<<<<

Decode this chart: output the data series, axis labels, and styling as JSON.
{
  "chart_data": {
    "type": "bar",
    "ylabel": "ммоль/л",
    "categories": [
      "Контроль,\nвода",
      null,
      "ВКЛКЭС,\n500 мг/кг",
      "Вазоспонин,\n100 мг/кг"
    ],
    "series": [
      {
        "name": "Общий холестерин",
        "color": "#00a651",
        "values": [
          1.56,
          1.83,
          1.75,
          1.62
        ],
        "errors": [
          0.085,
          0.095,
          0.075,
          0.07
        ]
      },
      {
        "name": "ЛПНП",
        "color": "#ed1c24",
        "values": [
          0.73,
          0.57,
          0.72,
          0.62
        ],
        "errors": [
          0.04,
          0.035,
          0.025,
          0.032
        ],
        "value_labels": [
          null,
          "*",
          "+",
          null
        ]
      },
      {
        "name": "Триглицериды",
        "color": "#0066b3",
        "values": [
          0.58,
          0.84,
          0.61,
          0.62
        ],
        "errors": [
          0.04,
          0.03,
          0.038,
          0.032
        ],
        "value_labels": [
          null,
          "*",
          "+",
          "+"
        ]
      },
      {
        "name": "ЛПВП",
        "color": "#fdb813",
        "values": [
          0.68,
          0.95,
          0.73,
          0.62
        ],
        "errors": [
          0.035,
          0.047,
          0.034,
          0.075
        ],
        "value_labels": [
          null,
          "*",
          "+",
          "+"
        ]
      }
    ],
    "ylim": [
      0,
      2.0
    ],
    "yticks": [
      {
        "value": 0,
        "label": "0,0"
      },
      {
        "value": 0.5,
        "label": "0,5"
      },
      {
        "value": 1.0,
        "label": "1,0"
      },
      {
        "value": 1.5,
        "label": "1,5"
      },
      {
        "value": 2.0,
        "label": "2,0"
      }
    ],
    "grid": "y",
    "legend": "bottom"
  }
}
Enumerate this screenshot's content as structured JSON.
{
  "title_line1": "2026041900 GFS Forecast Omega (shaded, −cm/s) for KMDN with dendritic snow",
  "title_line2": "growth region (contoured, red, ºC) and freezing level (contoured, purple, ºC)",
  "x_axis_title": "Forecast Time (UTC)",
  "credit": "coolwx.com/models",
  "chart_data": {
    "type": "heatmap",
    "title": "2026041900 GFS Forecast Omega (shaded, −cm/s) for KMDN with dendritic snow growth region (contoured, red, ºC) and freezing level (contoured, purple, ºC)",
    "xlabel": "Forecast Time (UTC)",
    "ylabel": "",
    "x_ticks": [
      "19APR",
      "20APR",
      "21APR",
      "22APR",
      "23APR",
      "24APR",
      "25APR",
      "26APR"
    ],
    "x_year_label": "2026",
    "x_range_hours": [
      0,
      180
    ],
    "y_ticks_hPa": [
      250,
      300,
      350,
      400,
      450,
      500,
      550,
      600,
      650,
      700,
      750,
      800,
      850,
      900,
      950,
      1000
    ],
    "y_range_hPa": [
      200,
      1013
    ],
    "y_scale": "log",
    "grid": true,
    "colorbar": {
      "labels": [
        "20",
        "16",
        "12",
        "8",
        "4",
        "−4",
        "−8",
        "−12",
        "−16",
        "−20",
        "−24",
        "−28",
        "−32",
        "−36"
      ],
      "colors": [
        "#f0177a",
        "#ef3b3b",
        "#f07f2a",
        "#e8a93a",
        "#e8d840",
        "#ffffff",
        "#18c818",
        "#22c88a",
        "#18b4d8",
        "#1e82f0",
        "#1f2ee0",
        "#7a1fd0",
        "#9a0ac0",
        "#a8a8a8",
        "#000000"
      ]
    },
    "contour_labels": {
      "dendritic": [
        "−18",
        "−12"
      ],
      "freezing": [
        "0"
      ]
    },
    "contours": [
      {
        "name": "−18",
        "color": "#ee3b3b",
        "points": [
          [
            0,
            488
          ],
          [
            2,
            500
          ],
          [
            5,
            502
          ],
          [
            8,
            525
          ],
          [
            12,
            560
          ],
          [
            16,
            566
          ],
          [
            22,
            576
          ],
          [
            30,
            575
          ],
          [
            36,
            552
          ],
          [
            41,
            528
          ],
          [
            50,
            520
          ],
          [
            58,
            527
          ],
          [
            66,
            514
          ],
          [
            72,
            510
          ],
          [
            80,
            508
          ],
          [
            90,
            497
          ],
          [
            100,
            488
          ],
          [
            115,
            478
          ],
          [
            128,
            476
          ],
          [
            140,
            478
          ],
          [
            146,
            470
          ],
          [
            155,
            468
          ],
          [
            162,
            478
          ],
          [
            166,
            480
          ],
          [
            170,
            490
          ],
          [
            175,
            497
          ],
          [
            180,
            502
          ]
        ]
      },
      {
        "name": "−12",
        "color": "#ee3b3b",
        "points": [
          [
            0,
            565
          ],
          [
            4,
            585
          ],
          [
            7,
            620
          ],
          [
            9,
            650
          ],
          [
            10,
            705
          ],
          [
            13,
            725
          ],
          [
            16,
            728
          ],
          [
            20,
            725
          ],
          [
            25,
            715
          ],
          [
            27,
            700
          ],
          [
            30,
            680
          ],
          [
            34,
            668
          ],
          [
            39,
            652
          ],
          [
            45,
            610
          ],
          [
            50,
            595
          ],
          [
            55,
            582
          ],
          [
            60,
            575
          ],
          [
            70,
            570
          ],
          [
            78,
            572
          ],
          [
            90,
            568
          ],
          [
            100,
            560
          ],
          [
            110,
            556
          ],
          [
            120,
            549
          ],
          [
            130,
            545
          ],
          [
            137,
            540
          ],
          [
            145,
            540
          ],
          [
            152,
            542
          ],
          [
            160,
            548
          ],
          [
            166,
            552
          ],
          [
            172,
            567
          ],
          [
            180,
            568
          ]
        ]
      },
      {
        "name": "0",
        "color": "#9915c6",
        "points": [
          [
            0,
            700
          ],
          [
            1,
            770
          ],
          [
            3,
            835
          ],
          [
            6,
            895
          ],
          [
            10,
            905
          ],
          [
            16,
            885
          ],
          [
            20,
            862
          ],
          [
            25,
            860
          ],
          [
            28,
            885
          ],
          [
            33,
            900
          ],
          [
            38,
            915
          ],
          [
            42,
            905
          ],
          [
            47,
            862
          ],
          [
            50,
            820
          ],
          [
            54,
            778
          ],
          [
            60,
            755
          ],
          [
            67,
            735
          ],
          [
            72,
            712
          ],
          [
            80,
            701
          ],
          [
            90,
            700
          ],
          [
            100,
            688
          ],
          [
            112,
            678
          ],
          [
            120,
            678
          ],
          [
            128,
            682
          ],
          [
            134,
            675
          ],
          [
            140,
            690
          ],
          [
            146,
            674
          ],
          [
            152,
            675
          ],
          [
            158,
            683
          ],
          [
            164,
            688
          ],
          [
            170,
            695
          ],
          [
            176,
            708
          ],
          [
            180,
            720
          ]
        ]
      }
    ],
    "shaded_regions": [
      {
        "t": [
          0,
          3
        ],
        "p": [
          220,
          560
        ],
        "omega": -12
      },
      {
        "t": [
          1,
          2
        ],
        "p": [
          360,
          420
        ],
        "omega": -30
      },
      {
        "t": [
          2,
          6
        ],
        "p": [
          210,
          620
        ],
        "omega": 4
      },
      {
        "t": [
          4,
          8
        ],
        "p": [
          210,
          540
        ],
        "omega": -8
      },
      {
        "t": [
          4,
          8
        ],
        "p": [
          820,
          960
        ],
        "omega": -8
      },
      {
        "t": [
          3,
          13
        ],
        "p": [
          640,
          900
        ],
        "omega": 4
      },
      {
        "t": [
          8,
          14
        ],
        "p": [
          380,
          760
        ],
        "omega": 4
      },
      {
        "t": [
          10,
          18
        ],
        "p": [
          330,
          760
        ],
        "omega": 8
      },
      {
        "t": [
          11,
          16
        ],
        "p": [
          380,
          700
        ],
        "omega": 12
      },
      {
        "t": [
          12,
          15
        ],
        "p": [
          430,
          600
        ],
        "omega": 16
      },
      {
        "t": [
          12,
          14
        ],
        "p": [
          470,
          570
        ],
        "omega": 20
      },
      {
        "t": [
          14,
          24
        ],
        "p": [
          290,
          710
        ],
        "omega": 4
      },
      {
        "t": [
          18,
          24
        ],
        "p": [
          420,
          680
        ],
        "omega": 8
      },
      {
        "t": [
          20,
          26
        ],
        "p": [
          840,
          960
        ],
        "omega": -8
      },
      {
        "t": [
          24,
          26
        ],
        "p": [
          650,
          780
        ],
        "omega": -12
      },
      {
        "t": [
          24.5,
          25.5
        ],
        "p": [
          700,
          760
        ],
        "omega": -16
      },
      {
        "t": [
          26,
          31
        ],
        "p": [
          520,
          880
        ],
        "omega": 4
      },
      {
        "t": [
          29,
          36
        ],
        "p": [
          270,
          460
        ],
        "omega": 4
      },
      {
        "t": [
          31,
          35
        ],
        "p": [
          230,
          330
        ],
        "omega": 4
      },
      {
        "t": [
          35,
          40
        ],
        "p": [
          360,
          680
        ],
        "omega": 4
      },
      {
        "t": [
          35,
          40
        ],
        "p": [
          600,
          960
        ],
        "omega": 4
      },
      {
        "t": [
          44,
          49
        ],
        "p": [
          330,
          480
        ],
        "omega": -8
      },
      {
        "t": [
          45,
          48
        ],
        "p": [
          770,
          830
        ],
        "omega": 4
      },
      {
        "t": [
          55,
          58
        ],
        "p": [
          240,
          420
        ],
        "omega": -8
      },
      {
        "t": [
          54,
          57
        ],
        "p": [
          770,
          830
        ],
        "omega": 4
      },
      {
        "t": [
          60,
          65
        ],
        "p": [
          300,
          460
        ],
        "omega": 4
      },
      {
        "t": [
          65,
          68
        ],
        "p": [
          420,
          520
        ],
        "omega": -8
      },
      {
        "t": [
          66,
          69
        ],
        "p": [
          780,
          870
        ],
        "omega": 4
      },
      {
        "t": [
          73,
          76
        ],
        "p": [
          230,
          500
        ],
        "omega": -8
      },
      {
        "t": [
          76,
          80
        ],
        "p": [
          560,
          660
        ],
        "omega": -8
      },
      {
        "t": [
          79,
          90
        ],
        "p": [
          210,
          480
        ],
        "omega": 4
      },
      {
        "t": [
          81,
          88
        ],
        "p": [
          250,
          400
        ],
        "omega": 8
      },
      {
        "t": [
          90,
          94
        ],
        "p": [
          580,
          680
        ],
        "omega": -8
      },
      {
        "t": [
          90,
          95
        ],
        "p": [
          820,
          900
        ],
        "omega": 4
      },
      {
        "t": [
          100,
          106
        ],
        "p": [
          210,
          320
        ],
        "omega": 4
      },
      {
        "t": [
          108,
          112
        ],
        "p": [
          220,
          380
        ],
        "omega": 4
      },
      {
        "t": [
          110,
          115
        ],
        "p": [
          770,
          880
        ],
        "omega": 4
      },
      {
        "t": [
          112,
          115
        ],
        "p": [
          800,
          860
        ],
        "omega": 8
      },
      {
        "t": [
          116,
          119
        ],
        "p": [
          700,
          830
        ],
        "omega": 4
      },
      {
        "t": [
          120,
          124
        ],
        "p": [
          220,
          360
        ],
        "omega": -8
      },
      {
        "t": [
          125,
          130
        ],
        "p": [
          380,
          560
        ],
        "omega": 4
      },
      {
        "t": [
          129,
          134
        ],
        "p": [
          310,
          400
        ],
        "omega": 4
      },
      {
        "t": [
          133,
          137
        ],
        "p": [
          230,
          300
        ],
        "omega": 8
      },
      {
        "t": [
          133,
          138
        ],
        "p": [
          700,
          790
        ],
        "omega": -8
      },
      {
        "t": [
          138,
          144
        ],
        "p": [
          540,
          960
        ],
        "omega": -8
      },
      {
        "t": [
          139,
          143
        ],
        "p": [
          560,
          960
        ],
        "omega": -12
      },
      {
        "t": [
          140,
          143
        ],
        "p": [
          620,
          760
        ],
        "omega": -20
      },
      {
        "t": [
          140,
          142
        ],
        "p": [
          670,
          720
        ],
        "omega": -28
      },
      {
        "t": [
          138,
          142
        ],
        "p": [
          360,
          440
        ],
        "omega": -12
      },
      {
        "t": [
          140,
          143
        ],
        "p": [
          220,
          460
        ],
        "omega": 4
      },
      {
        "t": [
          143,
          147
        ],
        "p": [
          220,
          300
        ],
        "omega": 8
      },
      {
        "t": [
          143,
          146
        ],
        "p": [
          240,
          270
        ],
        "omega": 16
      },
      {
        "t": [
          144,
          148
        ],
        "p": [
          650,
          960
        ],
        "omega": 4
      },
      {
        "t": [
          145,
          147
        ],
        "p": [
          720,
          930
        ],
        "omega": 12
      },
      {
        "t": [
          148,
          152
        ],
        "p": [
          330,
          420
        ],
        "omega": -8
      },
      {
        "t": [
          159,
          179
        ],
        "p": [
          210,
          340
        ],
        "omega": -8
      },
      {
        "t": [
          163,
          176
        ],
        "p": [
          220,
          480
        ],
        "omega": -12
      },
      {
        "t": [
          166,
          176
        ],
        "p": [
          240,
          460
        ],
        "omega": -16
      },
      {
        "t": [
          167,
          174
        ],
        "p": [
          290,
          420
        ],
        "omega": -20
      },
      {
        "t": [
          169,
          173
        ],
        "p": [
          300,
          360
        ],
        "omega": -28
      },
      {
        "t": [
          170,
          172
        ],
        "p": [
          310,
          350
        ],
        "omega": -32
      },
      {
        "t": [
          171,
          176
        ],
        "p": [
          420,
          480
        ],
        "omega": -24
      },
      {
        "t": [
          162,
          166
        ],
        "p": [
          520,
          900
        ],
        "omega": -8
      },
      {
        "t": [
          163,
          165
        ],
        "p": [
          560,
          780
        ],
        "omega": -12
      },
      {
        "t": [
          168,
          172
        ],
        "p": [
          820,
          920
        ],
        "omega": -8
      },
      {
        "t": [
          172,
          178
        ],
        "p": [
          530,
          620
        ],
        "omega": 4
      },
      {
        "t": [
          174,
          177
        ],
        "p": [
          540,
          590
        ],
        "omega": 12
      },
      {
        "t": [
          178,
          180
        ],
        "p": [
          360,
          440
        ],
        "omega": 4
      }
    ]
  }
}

>>>>

§ Brief: Copy all lines above containing the string "purple".

§ Result for this exercise:
  "title_line2": "growth region (contoured, red, ºC) and freezing level (contoured, purple, ºC)",
    "title": "2026041900 GFS Forecast Omega (shaded, −cm/s) for KMDN with dendritic snow growth region (contoured, red, ºC) and freezing level (contoured, purple, ºC)",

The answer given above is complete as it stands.